## begin

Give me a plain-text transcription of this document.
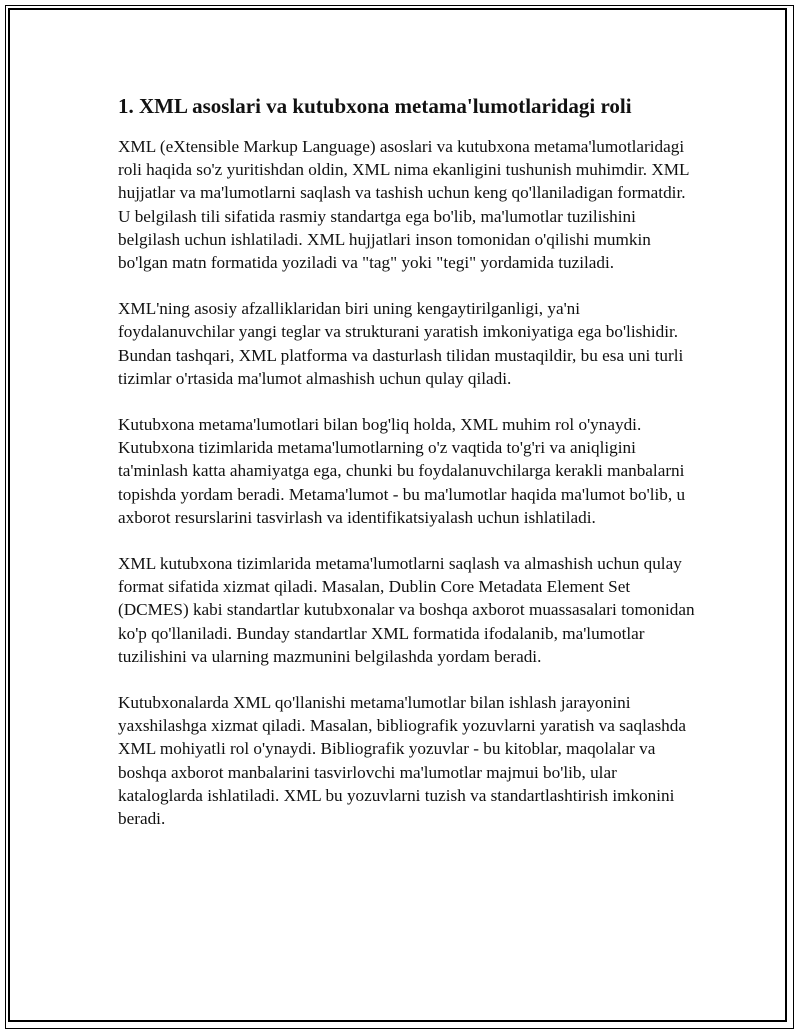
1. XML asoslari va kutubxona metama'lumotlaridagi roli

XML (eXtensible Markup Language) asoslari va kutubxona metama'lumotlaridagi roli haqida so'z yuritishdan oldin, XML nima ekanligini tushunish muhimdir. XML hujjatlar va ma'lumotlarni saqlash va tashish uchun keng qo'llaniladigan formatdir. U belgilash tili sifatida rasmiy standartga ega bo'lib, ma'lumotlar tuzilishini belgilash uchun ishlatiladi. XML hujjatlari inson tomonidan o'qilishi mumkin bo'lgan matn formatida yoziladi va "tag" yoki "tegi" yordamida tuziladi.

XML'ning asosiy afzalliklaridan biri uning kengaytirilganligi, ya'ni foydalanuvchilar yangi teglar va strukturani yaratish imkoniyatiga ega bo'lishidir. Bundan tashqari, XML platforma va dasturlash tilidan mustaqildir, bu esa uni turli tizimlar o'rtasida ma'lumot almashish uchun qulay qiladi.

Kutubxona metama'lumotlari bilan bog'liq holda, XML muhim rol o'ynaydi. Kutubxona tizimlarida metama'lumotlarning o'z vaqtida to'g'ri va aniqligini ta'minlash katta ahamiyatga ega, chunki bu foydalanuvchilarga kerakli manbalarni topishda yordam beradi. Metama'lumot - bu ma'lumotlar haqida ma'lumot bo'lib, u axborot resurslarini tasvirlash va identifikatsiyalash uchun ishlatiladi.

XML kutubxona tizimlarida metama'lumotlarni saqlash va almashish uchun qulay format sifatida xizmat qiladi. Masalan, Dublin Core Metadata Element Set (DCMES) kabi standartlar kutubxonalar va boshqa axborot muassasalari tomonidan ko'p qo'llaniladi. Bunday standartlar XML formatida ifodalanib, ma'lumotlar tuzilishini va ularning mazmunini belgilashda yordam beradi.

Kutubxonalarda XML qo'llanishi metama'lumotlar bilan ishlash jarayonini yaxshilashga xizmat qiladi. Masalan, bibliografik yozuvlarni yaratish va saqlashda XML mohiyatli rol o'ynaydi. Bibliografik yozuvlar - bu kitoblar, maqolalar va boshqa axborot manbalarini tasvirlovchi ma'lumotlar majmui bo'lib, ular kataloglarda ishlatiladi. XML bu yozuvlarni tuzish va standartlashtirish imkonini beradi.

## end
## begin

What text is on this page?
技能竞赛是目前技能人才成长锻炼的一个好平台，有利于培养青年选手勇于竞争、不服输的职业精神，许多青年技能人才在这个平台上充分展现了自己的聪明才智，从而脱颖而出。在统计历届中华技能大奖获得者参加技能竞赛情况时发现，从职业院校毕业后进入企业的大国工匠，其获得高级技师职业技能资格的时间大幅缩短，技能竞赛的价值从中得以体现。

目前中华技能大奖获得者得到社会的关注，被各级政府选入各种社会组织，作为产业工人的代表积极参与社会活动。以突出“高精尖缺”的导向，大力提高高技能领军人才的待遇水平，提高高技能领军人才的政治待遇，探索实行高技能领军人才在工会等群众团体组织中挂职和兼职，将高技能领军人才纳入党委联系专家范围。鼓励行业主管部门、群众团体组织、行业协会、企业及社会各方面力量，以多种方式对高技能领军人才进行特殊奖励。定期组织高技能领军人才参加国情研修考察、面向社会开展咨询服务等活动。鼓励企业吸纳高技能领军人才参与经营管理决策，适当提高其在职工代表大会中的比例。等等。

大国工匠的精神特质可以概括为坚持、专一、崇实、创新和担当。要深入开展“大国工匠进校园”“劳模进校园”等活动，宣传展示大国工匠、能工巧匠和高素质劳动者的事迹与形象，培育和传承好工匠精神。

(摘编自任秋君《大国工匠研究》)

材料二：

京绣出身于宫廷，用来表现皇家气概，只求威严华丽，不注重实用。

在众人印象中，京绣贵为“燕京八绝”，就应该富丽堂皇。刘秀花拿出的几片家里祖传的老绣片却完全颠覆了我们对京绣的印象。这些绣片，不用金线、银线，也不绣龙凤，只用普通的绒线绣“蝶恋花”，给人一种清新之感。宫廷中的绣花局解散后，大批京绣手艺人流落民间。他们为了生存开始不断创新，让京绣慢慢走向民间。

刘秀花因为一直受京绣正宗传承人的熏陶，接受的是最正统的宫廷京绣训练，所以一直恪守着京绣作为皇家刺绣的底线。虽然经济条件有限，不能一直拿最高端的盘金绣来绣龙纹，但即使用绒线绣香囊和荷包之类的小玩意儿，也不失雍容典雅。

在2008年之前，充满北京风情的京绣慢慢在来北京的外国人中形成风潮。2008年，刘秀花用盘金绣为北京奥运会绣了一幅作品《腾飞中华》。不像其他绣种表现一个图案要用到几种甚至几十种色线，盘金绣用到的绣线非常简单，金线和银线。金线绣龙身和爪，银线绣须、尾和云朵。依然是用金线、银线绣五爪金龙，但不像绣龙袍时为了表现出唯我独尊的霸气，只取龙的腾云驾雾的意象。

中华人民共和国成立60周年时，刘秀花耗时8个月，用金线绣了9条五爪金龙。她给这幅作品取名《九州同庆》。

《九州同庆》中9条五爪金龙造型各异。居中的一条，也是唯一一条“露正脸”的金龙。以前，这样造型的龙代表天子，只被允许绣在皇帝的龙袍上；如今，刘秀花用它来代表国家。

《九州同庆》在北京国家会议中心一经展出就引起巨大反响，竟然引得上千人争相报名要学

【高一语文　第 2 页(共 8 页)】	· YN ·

## end

Go through the material above and count the lines that contain "text"; answer with the number alone.

Result =
2